── Source records
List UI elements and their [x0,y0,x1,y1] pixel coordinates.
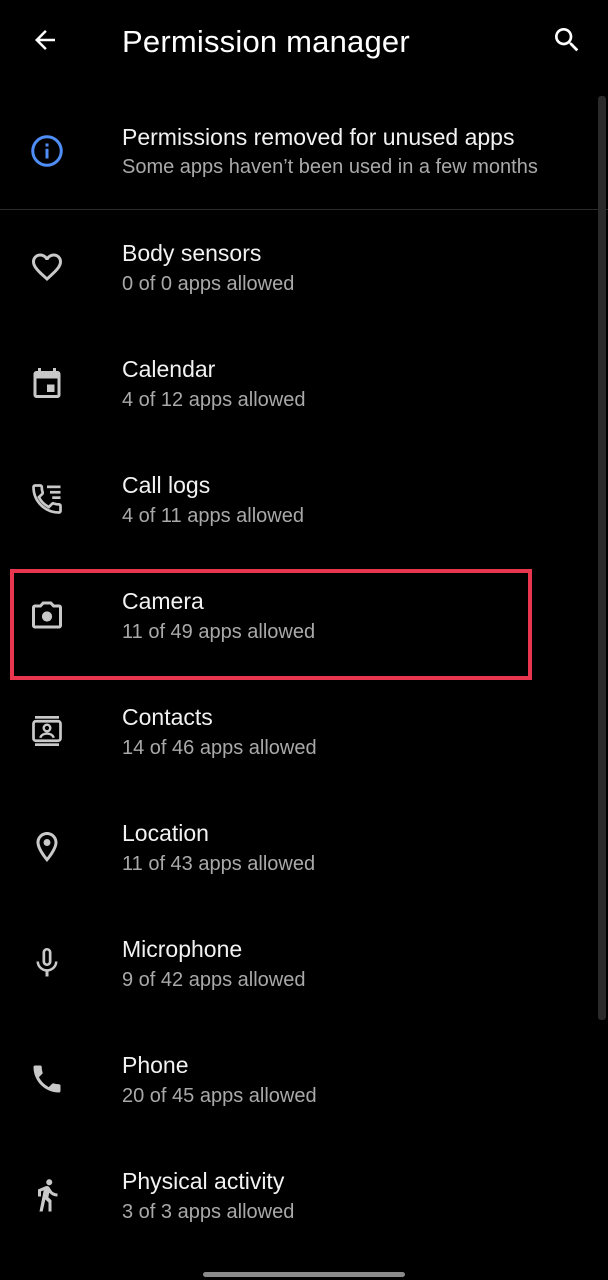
arrow-back-icon [35,30,55,50]
call-log-icon [23,475,71,523]
microphone-icon [23,939,71,987]
info-icon [23,127,71,175]
permission-subtitle: 4 of 11 apps allowed [122,505,304,527]
unused-apps-notice[interactable]: Permissions removed for unused apps Some… [0,98,608,208]
permission-subtitle: 3 of 3 apps allowed [122,1201,295,1223]
permission-title: Body sensors [122,240,262,266]
walking-person-icon [23,1171,71,1219]
permission-subtitle: 14 of 46 apps allowed [122,737,317,759]
permission-item-contacts[interactable]: Contacts 14 of 46 apps allowed [0,674,600,790]
permission-title: Microphone [122,936,243,962]
permission-subtitle: 11 of 43 apps allowed [122,853,316,875]
heart-icon [23,243,71,291]
permission-title: Contacts [122,704,213,730]
calendar-icon [23,359,71,407]
back-button[interactable] [21,16,69,64]
permission-subtitle: 20 of 45 apps allowed [122,1085,317,1107]
permission-title: Calendar [122,356,216,382]
permission-title: Call logs [122,472,211,498]
top-app-bar: Permission manager [0,0,608,84]
permission-item-microphone[interactable]: Microphone 9 of 42 apps allowed [0,906,600,1022]
permission-item-calendar[interactable]: Calendar 4 of 12 apps allowed [0,326,600,442]
phone-icon [23,1055,71,1103]
permission-title: Phone [122,1052,189,1078]
notice-title: Permissions removed for unused apps [122,124,515,150]
permission-item-phone[interactable]: Phone 20 of 45 apps allowed [0,1022,600,1138]
permission-title: Camera [122,588,204,614]
location-pin-icon [23,823,71,871]
search-button[interactable] [543,16,591,64]
home-indicator[interactable] [203,1272,405,1277]
permission-item-camera[interactable]: Camera 11 of 49 apps allowed [0,558,600,674]
page-title: Permission manager [122,24,410,59]
contacts-icon [23,707,71,755]
scrollbar[interactable] [598,96,606,1020]
permission-subtitle: 9 of 42 apps allowed [122,969,306,991]
permission-item-body-sensors[interactable]: Body sensors 0 of 0 apps allowed [0,210,600,326]
permission-subtitle: 0 of 0 apps allowed [122,273,295,295]
camera-icon [23,591,71,639]
permission-item-physical-activity[interactable]: Physical activity 3 of 3 apps allowed [0,1138,600,1254]
permission-title: Physical activity [122,1168,285,1194]
search-icon [555,28,579,52]
permission-subtitle: 11 of 49 apps allowed [122,621,316,643]
permission-title: Location [122,820,209,846]
permission-item-call-logs[interactable]: Call logs 4 of 11 apps allowed [0,442,600,558]
permission-item-location[interactable]: Location 11 of 43 apps allowed [0,790,600,906]
notice-subtitle: Some apps haven’t been used in a few mon… [122,156,538,178]
permission-subtitle: 4 of 12 apps allowed [122,389,306,411]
────
* _Requirement_
Rewrite all the rows above with every "apps allowed" changed to "apps granted access" and nothing else altered, leaving the picture out.

* _Task result_
List UI elements and their [x0,y0,x1,y1] pixel coordinates.
arrow-back-icon [35,30,55,50]
call-log-icon [23,475,71,523]
microphone-icon [23,939,71,987]
info-icon [23,127,71,175]
permission-subtitle: 4 of 11 apps granted access [122,505,304,527]
unused-apps-notice[interactable]: Permissions removed for unused apps Some… [0,98,608,208]
permission-subtitle: 3 of 3 apps granted access [122,1201,295,1223]
permission-title: Body sensors [122,240,262,266]
walking-person-icon [23,1171,71,1219]
permission-subtitle: 14 of 46 apps granted access [122,737,317,759]
permission-item-contacts[interactable]: Contacts 14 of 46 apps granted access [0,674,600,790]
permission-title: Microphone [122,936,243,962]
permission-subtitle: 11 of 43 apps granted access [122,853,316,875]
heart-icon [23,243,71,291]
permission-title: Contacts [122,704,213,730]
calendar-icon [23,359,71,407]
back-button[interactable] [21,16,69,64]
permission-subtitle: 20 of 45 apps granted access [122,1085,317,1107]
permission-title: Calendar [122,356,216,382]
permission-title: Call logs [122,472,211,498]
top-app-bar: Permission manager [0,0,608,84]
permission-item-microphone[interactable]: Microphone 9 of 42 apps granted access [0,906,600,1022]
permission-item-calendar[interactable]: Calendar 4 of 12 apps granted access [0,326,600,442]
phone-icon [23,1055,71,1103]
permission-title: Phone [122,1052,189,1078]
notice-title: Permissions removed for unused apps [122,124,515,150]
permission-item-phone[interactable]: Phone 20 of 45 apps granted access [0,1022,600,1138]
permission-title: Camera [122,588,204,614]
location-pin-icon [23,823,71,871]
search-button[interactable] [543,16,591,64]
home-indicator[interactable] [203,1272,405,1277]
permission-item-camera[interactable]: Camera 11 of 49 apps granted access [0,558,600,674]
page-title: Permission manager [122,24,410,59]
contacts-icon [23,707,71,755]
scrollbar[interactable] [598,96,606,1020]
permission-subtitle: 9 of 42 apps granted access [122,969,306,991]
permission-item-body-sensors[interactable]: Body sensors 0 of 0 apps granted access [0,210,600,326]
permission-subtitle: 0 of 0 apps granted access [122,273,295,295]
camera-icon [23,591,71,639]
permission-item-physical-activity[interactable]: Physical activity 3 of 3 apps granted access [0,1138,600,1254]
permission-title: Physical activity [122,1168,285,1194]
search-icon [555,28,579,52]
permission-subtitle: 11 of 49 apps granted access [122,621,316,643]
permission-title: Location [122,820,209,846]
permission-item-call-logs[interactable]: Call logs 4 of 11 apps granted access [0,442,600,558]
permission-item-location[interactable]: Location 11 of 43 apps granted access [0,790,600,906]
notice-subtitle: Some apps haven’t been used in a few mon… [122,156,538,178]
permission-subtitle: 4 of 12 apps granted access [122,389,306,411]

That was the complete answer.